_Opdracht_
Vat de tekst over de korte keten in 2020 samen in twee zinnen.

_Aangeleverde tekst_
○ ○ ○

“Wat een raar jaar, hè!”, is wellicht de meest gevleugelde uitspraak van 2020. Een jaar zoals we nog nooit bewust hebben meegemaakt, als we jonger zijn dan, zeg, tachtig jaar. Opvallend genoeg is het woord ‘raar’ natuurlijk op zowel negatieve als positieve manier in te vullen. Voor de meeste bedrijven in de korte keten is 2020 vooral positief geweest.
Marja van der Ende
Dat werd begin deze maand bekrachtigd in het artikel op NU.nl, getiteld: ‘Boer, kweker en teler verkopen twee keer zo veel als voor de crisis’. Het aantal huishoudens dat rechtstreeks bij de producenten boodschappen heeft gedaan, blijkt te zijn verdubbeld. Van tien naar twintig procent! Bijna driekwart van deze consumenten zijn ouderen, maar ook de jongeren zijn met een opmars bezig. Dit zag ik onlangs met eigen ogen nog, toen ik richting de aardbeienautomaat een groepje fietsende tieners voor me had. Met hun contactloze pinpassen trokken ze doosjes verse aardbeien uit de automaat en aten deze gezellig buiten aan de picknicktafel op. Dat geeft deze burger moed!
Daar kwam meer goed nieuws bij. Half december publiceerde Sandra van Kampen vanuit de Transitiecoalitie Voedsel het rapport van haar onderzoek naar lokale voedselgemeenschappen in Nederland. Wat blijkt? Er zijn meer dan 480 initiatieven, variërend van platforms voor overdracht van kennis en kunde tot zelfoogsttuinen, van voedselbossen tot samengestelde boxen met streekproducten. Hieronder bevinden zich veel burgerinitiatieven die van onderaf worden opgezet.

○ ○ ○

_Gegevensdeel_

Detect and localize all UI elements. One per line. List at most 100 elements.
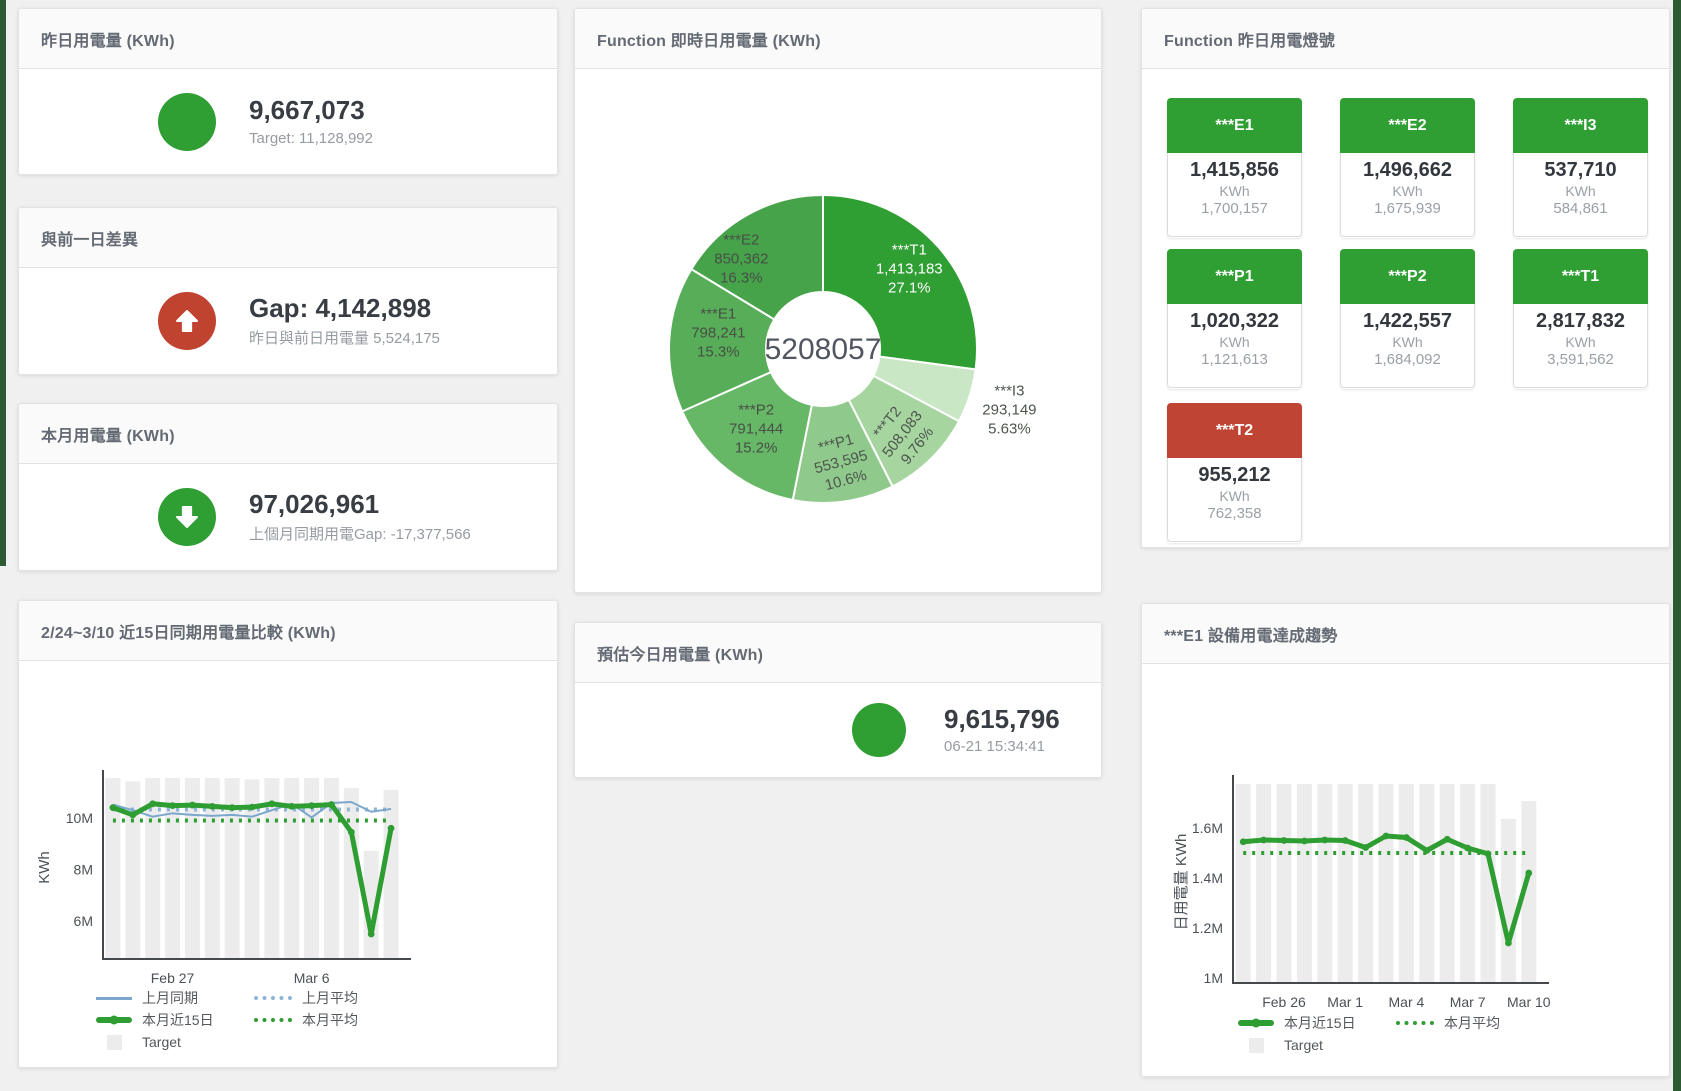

○ ○ ○

_Schriftelijk antwoord_
Voor de meeste bedrijven in de korte keten was 2020 vooral een positief jaar: het aandeel huishoudens dat rechtstreeks bij producenten boodschappen deed, verdubbelde van tien naar twintig procent. Daarnaast bleek uit het half december gepubliceerde onderzoek van Sandra van Kampen naar lokale voedselgemeenschappen dat er in Nederland meer dan 480 initiatieven zijn, waaronder veel burgerinitiatieven die van onderaf worden opgezet.